§ TASK PROMPT
Take the material and output all of it exactly.

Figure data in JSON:
──────────

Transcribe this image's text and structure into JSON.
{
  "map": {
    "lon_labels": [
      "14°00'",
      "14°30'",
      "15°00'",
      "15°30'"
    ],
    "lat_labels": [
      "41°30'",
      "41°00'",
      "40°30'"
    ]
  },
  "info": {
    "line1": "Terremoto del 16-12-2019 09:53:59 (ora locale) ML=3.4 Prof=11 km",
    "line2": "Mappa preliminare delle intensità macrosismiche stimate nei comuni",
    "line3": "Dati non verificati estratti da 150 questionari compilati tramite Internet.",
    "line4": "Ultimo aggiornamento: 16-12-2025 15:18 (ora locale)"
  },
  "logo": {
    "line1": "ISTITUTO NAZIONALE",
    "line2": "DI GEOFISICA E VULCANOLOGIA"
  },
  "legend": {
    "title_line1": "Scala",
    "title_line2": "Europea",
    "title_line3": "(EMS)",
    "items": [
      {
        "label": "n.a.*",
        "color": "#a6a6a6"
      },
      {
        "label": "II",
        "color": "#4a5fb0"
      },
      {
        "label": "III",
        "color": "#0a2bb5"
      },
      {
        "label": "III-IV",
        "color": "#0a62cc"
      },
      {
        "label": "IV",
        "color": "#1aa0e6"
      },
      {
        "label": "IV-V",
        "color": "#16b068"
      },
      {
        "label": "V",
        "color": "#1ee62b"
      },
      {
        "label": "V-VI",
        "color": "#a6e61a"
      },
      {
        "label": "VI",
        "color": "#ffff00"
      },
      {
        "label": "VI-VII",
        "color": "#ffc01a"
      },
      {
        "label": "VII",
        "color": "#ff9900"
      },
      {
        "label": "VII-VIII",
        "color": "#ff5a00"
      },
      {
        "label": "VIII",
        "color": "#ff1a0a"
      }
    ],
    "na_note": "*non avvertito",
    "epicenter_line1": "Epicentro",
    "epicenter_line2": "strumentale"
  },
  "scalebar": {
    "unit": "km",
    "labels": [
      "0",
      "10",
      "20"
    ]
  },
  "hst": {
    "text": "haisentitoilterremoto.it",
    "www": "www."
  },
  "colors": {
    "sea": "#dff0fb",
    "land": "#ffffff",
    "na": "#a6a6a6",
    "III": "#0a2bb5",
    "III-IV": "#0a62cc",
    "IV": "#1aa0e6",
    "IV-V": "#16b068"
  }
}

──────────

§ SOLUTION TO THE PROBLEM
Transcribe this image's text and structure into JSON.
{
  "map": {
    "lon_labels": [
      "14°00'",
      "14°30'",
      "15°00'",
      "15°30'"
    ],
    "lat_labels": [
      "41°30'",
      "41°00'",
      "40°30'"
    ]
  },
  "info": {
    "line1": "Terremoto del 16-12-2019 09:53:59 (ora locale) ML=3.4 Prof=11 km",
    "line2": "Mappa preliminare delle intensità macrosismiche stimate nei comuni",
    "line3": "Dati non verificati estratti da 150 questionari compilati tramite Internet.",
    "line4": "Ultimo aggiornamento: 16-12-2025 15:18 (ora locale)"
  },
  "logo": {
    "line1": "ISTITUTO NAZIONALE",
    "line2": "DI GEOFISICA E VULCANOLOGIA"
  },
  "legend": {
    "title_line1": "Scala",
    "title_line2": "Europea",
    "title_line3": "(EMS)",
    "items": [
      {
        "label": "n.a.*",
        "color": "#a6a6a6"
      },
      {
        "label": "II",
        "color": "#4a5fb0"
      },
      {
        "label": "III",
        "color": "#0a2bb5"
      },
      {
        "label": "III-IV",
        "color": "#0a62cc"
      },
      {
        "label": "IV",
        "color": "#1aa0e6"
      },
      {
        "label": "IV-V",
        "color": "#16b068"
      },
      {
        "label": "V",
        "color": "#1ee62b"
      },
      {
        "label": "V-VI",
        "color": "#a6e61a"
      },
      {
        "label": "VI",
        "color": "#ffff00"
      },
      {
        "label": "VI-VII",
        "color": "#ffc01a"
      },
      {
        "label": "VII",
        "color": "#ff9900"
      },
      {
        "label": "VII-VIII",
        "color": "#ff5a00"
      },
      {
        "label": "VIII",
        "color": "#ff1a0a"
      }
    ],
    "na_note": "*non avvertito",
    "epicenter_line1": "Epicentro",
    "epicenter_line2": "strumentale"
  },
  "scalebar": {
    "unit": "km",
    "labels": [
      "0",
      "10",
      "20"
    ]
  },
  "hst": {
    "text": "haisentitoilterremoto.it",
    "www": "www."
  },
  "colors": {
    "sea": "#dff0fb",
    "land": "#ffffff",
    "na": "#a6a6a6",
    "III": "#0a2bb5",
    "III-IV": "#0a62cc",
    "IV": "#1aa0e6",
    "IV-V": "#16b068"
  }
}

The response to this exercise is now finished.